◆ Stated exercise: Copy out the passage on climate science and humility word for word, from start to finish.

◆ Selected passage:
========================================
Mother Nature simply operates at a level of complexity that is, at this point, beyond the mastery of mere mortals (such as scientists) and the tools available to us. As my high-school physics teacher admonished us in those we-shall-conquer-the-world-with-a-slide-rule days, "Begin all of your scientific pronouncements with 'At our present level of ignorance, we think we know . . .'"
I haven't seen that type of climate humility lately. Rather I see jump-to-conclusions advocates and, unfortunately, some scientists who see in every weather anomaly the specter of a global-warming apocalypse. Explaining each successive phenomenon as a result of human action gives them comfort and an easy answer.
What Christy has done amounts to high treason, if not outright apostasy.
Fortunately, the global warming alarmists don't issue fatwas or behead people, so I think he won't suffer the extreme penalty.
========================================
◆ Supplied information:
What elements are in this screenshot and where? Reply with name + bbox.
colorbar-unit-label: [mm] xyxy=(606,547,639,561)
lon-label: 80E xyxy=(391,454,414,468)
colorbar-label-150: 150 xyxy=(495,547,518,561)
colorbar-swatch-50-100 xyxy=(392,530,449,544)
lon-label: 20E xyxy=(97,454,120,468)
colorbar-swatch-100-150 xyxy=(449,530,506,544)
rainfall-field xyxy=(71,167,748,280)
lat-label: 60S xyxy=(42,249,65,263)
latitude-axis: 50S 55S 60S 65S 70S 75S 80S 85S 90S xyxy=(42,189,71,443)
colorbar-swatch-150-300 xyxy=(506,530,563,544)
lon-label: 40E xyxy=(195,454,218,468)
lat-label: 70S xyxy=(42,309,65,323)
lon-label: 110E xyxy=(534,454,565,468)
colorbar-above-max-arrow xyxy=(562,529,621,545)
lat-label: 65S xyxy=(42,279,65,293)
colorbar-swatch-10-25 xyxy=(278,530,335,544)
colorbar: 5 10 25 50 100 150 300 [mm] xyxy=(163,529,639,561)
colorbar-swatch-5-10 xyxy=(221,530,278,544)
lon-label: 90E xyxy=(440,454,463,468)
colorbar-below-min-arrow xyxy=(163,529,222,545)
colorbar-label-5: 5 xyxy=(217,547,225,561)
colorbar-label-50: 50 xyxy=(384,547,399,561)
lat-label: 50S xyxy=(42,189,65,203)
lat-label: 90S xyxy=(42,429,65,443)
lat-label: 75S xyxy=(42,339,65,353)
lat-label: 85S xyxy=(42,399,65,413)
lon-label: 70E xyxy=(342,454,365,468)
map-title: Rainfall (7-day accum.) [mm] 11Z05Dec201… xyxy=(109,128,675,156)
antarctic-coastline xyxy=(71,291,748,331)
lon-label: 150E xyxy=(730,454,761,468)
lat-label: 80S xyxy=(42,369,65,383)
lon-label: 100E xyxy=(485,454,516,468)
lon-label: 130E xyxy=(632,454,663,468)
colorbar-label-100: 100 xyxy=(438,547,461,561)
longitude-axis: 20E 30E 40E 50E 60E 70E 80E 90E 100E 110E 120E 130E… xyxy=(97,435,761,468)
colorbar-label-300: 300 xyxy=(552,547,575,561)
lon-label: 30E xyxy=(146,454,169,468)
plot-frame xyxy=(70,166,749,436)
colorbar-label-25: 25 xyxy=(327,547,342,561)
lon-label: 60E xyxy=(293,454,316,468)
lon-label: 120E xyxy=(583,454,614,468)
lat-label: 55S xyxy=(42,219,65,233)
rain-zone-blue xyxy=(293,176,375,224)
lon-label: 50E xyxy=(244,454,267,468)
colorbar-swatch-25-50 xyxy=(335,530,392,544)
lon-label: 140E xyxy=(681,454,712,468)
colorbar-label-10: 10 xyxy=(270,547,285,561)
========================================
◆ Answer below:
Mother Nature simply operates at a level of complexity that is, at this point, beyond the mastery of mere mortals (such as scientists) and the tools available to us. As my high-school physics teacher admonished us in those we-shall-conquer-the-world-with-a-slide-rule days, "Begin all of your scientific pronouncements with 'At our present level of ignorance, we think we know . . .'"
I haven't seen that type of climate humility lately. Rather I see jump-to-conclusions advocates and, unfortunately, some scientists who see in every weather anomaly the specter of a global-warming apocalypse. Explaining each successive phenomenon as a result of human action gives them comfort and an easy answer.
What Christy has done amounts to high treason, if not outright apostasy.
Fortunately, the global warming alarmists don't issue fatwas or behead people, so I think he won't suffer the extreme penalty.